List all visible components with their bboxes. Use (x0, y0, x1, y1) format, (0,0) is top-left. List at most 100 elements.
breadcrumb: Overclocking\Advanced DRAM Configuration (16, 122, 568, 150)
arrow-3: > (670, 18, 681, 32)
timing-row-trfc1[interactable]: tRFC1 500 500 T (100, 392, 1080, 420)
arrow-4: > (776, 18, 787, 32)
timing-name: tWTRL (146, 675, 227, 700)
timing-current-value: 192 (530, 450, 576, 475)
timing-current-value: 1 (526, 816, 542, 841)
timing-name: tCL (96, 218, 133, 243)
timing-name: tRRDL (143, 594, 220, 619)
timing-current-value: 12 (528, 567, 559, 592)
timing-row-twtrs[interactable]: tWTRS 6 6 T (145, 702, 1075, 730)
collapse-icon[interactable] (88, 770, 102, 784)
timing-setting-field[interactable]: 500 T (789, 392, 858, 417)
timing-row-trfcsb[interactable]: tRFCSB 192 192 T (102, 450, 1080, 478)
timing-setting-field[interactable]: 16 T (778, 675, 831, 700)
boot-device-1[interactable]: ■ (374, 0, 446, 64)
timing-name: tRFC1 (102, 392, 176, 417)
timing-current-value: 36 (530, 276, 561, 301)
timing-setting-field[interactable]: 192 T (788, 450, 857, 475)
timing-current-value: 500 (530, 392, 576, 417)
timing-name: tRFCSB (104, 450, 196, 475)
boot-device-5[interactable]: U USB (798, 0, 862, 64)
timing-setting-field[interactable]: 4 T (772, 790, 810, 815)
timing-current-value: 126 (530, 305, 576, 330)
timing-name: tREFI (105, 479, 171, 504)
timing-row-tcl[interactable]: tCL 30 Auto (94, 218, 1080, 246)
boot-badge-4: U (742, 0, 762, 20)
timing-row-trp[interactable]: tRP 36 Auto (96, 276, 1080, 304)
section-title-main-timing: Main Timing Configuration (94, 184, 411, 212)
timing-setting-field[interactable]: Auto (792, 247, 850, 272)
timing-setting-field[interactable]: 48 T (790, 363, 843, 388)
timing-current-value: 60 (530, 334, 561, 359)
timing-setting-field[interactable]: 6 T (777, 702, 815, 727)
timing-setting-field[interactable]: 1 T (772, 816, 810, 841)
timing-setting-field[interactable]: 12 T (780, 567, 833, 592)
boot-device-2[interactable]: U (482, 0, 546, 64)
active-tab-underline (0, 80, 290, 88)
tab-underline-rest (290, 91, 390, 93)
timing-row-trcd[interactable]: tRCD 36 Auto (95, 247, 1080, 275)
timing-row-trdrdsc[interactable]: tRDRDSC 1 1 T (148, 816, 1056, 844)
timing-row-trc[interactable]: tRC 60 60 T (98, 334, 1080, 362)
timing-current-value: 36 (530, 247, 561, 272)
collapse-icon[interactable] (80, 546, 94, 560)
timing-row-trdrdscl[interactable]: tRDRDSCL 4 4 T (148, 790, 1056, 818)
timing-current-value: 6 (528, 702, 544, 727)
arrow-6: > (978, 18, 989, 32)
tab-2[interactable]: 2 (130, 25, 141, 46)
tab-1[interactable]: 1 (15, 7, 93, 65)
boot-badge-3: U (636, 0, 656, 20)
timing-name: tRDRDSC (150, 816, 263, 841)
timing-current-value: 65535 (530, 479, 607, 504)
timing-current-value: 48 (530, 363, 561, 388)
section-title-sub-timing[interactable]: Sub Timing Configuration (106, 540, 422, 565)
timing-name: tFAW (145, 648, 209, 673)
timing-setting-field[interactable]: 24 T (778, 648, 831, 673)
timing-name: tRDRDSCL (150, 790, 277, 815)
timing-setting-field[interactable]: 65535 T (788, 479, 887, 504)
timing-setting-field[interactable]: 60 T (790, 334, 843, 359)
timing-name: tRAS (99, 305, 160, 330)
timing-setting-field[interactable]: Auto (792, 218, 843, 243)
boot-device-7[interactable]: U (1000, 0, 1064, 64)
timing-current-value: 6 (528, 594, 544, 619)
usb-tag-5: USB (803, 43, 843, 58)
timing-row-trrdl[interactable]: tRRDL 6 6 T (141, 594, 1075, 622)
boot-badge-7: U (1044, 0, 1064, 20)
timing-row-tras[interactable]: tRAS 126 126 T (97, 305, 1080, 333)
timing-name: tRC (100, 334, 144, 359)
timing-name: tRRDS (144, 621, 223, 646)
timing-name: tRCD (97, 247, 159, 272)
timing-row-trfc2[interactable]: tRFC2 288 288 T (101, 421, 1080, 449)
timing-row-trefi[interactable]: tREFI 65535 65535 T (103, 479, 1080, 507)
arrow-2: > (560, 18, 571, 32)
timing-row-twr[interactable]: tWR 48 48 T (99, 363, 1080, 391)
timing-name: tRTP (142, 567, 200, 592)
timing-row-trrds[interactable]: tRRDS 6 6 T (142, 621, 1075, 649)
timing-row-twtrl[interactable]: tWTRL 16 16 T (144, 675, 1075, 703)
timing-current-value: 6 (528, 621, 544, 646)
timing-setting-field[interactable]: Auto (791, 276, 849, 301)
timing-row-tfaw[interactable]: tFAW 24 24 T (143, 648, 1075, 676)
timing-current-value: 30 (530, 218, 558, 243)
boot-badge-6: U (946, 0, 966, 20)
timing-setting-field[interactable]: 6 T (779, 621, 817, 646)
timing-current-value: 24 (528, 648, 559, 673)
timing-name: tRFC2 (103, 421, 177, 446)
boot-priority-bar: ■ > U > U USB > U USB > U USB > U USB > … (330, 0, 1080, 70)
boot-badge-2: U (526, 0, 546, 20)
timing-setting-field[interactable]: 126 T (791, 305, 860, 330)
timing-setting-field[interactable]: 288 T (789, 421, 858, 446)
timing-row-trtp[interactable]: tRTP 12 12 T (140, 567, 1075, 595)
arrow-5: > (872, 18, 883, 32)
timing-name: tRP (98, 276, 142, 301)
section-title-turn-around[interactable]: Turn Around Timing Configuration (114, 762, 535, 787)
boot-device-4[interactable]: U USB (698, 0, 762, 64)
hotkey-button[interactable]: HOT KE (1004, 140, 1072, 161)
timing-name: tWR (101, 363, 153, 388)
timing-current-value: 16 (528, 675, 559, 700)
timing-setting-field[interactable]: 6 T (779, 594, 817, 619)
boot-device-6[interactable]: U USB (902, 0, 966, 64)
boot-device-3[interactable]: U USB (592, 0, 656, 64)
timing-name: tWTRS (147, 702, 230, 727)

──────────

[Direction]
Could you repeat everything from the start of the records down to the line containing "timing-row-tcl[interactable]: tCL 30", including that line?

[Solution below]
List all visible components with their bboxes. Use (x0, y0, x1, y1) format, (0,0) is top-left. List at most 100 elements.
breadcrumb: Overclocking\Advanced DRAM Configuration (16, 122, 568, 150)
arrow-3: > (670, 18, 681, 32)
timing-row-trfc1[interactable]: tRFC1 500 500 T (100, 392, 1080, 420)
arrow-4: > (776, 18, 787, 32)
timing-name: tWTRL (146, 675, 227, 700)
timing-current-value: 192 (530, 450, 576, 475)
timing-current-value: 1 (526, 816, 542, 841)
timing-name: tCL (96, 218, 133, 243)
timing-name: tRRDL (143, 594, 220, 619)
timing-current-value: 12 (528, 567, 559, 592)
timing-row-twtrs[interactable]: tWTRS 6 6 T (145, 702, 1075, 730)
collapse-icon[interactable] (88, 770, 102, 784)
timing-setting-field[interactable]: 500 T (789, 392, 858, 417)
timing-row-trfcsb[interactable]: tRFCSB 192 192 T (102, 450, 1080, 478)
timing-setting-field[interactable]: 16 T (778, 675, 831, 700)
boot-device-1[interactable]: ■ (374, 0, 446, 64)
timing-name: tRFC1 (102, 392, 176, 417)
timing-current-value: 36 (530, 276, 561, 301)
timing-setting-field[interactable]: 192 T (788, 450, 857, 475)
timing-current-value: 500 (530, 392, 576, 417)
timing-name: tRFCSB (104, 450, 196, 475)
boot-device-5[interactable]: U USB (798, 0, 862, 64)
timing-setting-field[interactable]: 4 T (772, 790, 810, 815)
timing-current-value: 126 (530, 305, 576, 330)
timing-name: tREFI (105, 479, 171, 504)
timing-row-tcl[interactable]: tCL 30 Auto (94, 218, 1080, 246)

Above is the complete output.